____ Listed entries

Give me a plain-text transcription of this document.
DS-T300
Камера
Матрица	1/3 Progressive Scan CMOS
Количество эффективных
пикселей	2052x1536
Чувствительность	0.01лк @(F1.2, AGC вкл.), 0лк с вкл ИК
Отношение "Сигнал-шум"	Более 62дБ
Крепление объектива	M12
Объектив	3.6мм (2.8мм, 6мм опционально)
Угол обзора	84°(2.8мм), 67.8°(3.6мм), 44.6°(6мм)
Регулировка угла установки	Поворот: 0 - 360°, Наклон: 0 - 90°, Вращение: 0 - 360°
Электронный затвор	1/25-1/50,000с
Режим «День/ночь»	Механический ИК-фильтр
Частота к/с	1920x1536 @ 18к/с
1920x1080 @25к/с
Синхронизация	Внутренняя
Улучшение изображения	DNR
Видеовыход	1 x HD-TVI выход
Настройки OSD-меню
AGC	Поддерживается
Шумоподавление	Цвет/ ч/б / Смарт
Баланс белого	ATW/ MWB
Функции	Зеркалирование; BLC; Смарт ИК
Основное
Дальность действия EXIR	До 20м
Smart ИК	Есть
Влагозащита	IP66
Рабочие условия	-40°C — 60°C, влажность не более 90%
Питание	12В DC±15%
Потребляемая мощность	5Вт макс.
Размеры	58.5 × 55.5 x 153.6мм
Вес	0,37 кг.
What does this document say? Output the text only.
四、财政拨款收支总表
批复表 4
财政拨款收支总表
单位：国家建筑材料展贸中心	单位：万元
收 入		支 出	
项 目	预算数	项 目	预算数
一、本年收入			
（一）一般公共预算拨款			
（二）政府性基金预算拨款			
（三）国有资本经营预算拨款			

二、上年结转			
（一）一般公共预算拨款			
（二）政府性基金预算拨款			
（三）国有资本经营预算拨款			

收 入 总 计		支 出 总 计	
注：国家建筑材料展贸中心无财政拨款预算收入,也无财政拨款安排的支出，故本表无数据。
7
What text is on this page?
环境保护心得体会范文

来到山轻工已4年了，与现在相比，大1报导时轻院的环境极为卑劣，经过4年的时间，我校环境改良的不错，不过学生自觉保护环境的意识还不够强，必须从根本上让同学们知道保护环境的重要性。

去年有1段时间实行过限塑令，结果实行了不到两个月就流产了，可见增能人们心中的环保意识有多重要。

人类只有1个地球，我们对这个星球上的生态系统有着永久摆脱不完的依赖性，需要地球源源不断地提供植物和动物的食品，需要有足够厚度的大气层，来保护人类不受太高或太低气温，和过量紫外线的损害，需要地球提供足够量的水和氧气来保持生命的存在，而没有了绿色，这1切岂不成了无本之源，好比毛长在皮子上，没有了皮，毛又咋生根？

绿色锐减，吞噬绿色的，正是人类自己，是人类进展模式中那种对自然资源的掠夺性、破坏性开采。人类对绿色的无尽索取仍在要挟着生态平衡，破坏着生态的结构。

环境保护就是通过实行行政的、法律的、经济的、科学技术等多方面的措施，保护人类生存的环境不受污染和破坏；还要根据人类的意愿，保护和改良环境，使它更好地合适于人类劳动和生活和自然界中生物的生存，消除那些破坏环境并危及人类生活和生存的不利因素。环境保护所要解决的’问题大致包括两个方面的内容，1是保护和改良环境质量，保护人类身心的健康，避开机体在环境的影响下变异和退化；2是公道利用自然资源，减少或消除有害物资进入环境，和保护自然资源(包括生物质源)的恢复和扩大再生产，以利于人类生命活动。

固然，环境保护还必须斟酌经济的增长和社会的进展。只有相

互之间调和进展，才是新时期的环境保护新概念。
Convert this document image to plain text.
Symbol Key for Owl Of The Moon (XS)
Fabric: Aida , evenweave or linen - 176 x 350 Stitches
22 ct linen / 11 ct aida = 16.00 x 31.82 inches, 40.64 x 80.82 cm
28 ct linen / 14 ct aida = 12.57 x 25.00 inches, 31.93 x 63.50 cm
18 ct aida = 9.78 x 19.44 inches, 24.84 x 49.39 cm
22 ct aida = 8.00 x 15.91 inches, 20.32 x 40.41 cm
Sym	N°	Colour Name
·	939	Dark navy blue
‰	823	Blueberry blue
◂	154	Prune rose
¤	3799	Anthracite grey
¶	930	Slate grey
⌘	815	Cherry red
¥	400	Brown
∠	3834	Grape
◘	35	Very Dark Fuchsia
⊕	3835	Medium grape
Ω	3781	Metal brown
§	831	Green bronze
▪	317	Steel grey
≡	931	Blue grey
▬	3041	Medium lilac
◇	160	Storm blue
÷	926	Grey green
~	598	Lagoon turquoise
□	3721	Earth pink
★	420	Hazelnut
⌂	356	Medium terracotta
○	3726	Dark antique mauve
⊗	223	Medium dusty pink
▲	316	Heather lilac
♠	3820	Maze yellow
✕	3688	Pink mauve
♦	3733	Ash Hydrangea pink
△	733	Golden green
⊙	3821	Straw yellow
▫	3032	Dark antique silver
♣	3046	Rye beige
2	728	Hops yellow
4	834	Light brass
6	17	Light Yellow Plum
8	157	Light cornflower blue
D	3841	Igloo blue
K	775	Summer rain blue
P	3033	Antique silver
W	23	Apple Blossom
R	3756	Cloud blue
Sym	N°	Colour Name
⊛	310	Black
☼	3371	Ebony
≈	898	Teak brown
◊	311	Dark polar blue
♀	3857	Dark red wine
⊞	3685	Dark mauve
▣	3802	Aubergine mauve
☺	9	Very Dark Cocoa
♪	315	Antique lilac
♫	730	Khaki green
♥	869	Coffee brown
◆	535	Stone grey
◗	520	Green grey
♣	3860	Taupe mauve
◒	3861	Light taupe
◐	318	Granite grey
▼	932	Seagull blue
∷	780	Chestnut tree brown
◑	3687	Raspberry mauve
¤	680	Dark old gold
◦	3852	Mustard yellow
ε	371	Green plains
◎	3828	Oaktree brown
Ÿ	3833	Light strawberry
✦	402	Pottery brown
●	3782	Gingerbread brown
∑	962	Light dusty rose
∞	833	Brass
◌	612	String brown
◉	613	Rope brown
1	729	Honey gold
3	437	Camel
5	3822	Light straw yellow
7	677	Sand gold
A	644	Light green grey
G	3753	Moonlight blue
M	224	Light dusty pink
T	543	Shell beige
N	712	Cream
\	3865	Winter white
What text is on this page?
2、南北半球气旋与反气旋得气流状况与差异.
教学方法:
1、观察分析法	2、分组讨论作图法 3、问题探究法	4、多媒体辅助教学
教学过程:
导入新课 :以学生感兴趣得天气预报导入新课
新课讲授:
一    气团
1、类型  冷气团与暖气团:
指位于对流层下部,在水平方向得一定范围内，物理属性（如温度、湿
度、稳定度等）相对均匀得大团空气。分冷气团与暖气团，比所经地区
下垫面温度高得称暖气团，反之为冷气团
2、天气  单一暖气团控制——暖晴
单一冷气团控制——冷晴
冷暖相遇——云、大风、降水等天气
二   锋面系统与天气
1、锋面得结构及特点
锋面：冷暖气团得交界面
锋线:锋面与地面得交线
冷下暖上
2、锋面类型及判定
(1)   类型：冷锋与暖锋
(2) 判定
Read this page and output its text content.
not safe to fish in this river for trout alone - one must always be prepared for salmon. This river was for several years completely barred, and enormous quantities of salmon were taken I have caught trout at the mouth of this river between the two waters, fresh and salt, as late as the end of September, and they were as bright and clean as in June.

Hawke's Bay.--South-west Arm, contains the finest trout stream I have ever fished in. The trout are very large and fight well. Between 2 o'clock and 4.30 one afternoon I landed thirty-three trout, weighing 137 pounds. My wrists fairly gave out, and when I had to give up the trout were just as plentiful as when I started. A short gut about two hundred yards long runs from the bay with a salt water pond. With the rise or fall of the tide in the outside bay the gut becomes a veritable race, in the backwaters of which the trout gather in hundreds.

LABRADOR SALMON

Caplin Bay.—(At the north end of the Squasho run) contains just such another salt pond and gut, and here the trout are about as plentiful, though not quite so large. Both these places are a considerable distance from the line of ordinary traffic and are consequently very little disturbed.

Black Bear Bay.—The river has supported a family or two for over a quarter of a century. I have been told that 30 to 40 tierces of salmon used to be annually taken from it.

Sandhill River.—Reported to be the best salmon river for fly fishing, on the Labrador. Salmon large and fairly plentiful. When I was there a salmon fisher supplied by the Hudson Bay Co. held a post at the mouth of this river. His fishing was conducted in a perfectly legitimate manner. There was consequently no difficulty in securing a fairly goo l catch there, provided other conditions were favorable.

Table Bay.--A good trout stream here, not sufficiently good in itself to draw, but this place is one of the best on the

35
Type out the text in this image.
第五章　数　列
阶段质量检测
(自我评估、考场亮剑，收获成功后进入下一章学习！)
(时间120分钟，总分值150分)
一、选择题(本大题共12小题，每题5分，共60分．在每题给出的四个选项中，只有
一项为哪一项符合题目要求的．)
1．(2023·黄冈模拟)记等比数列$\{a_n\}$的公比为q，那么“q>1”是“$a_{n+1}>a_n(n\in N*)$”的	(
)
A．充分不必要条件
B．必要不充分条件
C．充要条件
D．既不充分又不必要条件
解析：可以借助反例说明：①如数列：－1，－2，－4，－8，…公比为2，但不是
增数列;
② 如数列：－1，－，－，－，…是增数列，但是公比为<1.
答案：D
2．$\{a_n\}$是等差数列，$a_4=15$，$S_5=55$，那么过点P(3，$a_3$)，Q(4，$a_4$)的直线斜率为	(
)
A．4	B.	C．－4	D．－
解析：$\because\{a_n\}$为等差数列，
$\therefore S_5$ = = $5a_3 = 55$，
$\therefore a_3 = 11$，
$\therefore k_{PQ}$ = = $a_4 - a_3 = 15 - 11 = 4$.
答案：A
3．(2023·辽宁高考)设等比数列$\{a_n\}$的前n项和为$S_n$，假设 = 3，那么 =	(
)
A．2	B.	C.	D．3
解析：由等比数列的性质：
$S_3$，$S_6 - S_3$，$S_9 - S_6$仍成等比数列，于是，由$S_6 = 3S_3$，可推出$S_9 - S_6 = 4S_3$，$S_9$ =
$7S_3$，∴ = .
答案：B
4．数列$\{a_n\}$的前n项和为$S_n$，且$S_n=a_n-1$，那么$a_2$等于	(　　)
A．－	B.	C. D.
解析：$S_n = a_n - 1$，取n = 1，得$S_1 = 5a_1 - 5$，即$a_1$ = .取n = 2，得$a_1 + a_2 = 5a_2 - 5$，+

________

Your objective:
Return, unchanged, each line from the line containing "Type out the text in this image." through the last line of the material.

Problem solution:
Type out the text in this image.
第五章　数　列
阶段质量检测
(自我评估、考场亮剑，收获成功后进入下一章学习！)
(时间120分钟，总分值150分)
一、选择题(本大题共12小题，每题5分，共60分．在每题给出的四个选项中，只有
一项为哪一项符合题目要求的．)
1．(2023·黄冈模拟)记等比数列$\{a_n\}$的公比为q，那么“q>1”是“$a_{n+1}>a_n(n\in N*)$”的	(
)
A．充分不必要条件
B．必要不充分条件
C．充要条件
D．既不充分又不必要条件
解析：可以借助反例说明：①如数列：－1，－2，－4，－8，…公比为2，但不是
增数列;
② 如数列：－1，－，－，－，…是增数列，但是公比为<1.
答案：D
2．$\{a_n\}$是等差数列，$a_4=15$，$S_5=55$，那么过点P(3，$a_3$)，Q(4，$a_4$)的直线斜率为	(
)
A．4	B.	C．－4	D．－
解析：$\because\{a_n\}$为等差数列，
$\therefore S_5$ = = $5a_3 = 55$，
$\therefore a_3 = 11$，
$\therefore k_{PQ}$ = = $a_4 - a_3 = 15 - 11 = 4$.
答案：A
3．(2023·辽宁高考)设等比数列$\{a_n\}$的前n项和为$S_n$，假设 = 3，那么 =	(
)
A．2	B.	C.	D．3
解析：由等比数列的性质：
$S_3$，$S_6 - S_3$，$S_9 - S_6$仍成等比数列，于是，由$S_6 = 3S_3$，可推出$S_9 - S_6 = 4S_3$，$S_9$ =
$7S_3$，∴ = .
答案：B
4．数列$\{a_n\}$的前n项和为$S_n$，且$S_n=a_n-1$，那么$a_2$等于	(　　)
A．－	B.	C. D.
解析：$S_n = a_n - 1$，取n = 1，得$S_1 = 5a_1 - 5$，即$a_1$ = .取n = 2，得$a_1 + a_2 = 5a_2 - 5$，+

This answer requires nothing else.